TASK INSTRUCTIONS → List each line holding the string "Velocity".

EXTRACTED INFORMATION →
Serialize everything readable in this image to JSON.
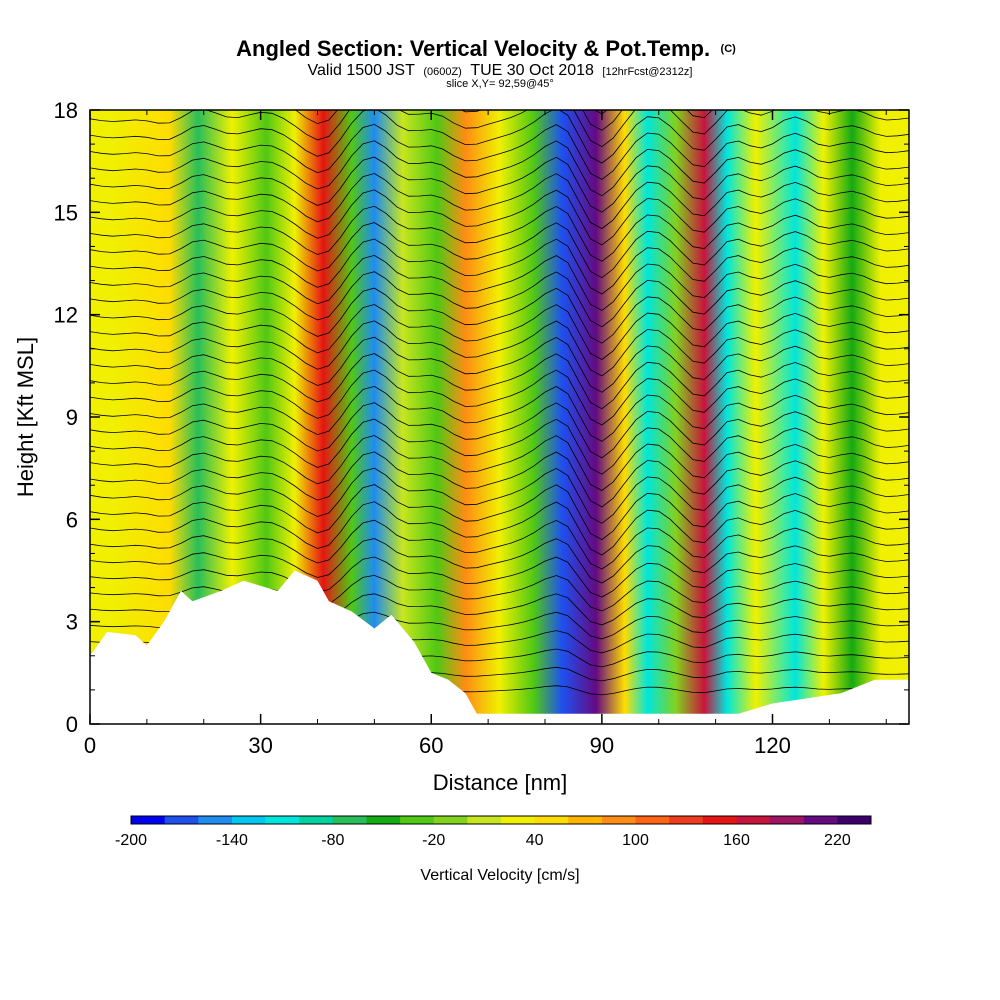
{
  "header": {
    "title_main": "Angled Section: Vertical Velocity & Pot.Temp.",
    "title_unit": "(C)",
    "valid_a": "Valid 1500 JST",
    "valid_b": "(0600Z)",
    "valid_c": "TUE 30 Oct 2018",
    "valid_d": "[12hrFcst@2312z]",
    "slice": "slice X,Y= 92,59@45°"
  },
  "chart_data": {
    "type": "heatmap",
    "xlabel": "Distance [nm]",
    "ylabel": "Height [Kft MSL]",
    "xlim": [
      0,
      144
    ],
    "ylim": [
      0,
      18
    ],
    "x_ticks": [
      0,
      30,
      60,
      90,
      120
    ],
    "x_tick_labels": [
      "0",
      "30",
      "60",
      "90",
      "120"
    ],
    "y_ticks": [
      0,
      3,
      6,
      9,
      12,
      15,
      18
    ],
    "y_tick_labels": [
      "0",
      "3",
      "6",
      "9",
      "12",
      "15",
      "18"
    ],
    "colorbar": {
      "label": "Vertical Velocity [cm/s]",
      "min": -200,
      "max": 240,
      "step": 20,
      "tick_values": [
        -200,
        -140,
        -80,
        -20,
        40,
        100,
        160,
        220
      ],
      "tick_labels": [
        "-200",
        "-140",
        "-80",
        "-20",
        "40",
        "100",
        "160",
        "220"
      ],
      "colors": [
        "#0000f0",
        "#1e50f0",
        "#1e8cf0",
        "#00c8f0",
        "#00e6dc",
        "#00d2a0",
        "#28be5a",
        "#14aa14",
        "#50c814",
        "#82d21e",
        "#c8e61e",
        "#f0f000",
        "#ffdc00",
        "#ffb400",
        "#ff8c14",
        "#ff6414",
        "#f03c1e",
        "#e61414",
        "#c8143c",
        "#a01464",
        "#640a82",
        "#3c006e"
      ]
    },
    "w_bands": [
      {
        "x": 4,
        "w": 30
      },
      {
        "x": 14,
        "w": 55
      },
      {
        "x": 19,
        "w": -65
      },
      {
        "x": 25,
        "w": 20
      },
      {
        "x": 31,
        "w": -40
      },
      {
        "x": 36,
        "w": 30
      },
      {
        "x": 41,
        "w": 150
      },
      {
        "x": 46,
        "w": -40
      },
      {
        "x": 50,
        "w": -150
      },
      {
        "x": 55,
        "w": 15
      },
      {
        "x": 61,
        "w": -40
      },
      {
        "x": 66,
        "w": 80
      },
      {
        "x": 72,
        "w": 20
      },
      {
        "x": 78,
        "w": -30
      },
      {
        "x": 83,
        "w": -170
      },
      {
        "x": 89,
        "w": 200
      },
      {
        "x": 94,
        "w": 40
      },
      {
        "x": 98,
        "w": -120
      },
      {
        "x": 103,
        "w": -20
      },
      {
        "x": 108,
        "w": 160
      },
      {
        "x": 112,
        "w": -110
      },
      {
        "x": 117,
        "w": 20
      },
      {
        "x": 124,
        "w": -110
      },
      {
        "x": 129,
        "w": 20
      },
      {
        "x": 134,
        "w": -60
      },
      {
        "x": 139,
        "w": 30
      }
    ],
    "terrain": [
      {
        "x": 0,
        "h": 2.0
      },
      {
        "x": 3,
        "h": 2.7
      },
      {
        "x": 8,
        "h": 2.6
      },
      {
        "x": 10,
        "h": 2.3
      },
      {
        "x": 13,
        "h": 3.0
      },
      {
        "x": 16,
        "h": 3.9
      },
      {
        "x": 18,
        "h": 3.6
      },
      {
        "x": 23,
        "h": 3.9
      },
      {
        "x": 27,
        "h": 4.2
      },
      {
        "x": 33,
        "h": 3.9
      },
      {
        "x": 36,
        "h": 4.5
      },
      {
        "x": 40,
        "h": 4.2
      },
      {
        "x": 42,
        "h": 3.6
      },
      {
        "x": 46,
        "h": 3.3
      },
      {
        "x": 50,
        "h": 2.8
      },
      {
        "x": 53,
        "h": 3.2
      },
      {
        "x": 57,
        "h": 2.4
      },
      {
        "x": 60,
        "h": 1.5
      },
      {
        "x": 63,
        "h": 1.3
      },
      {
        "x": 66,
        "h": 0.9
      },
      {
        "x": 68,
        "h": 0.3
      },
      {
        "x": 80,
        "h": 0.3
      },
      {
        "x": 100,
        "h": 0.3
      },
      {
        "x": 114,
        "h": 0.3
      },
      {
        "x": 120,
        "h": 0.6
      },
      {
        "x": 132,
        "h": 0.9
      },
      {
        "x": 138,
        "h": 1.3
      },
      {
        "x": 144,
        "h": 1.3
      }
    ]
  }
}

FINISHED TASK →
    "title_main": "Angled Section: Vertical Velocity & Pot.Temp.",
      "label": "Vertical Velocity [cm/s]",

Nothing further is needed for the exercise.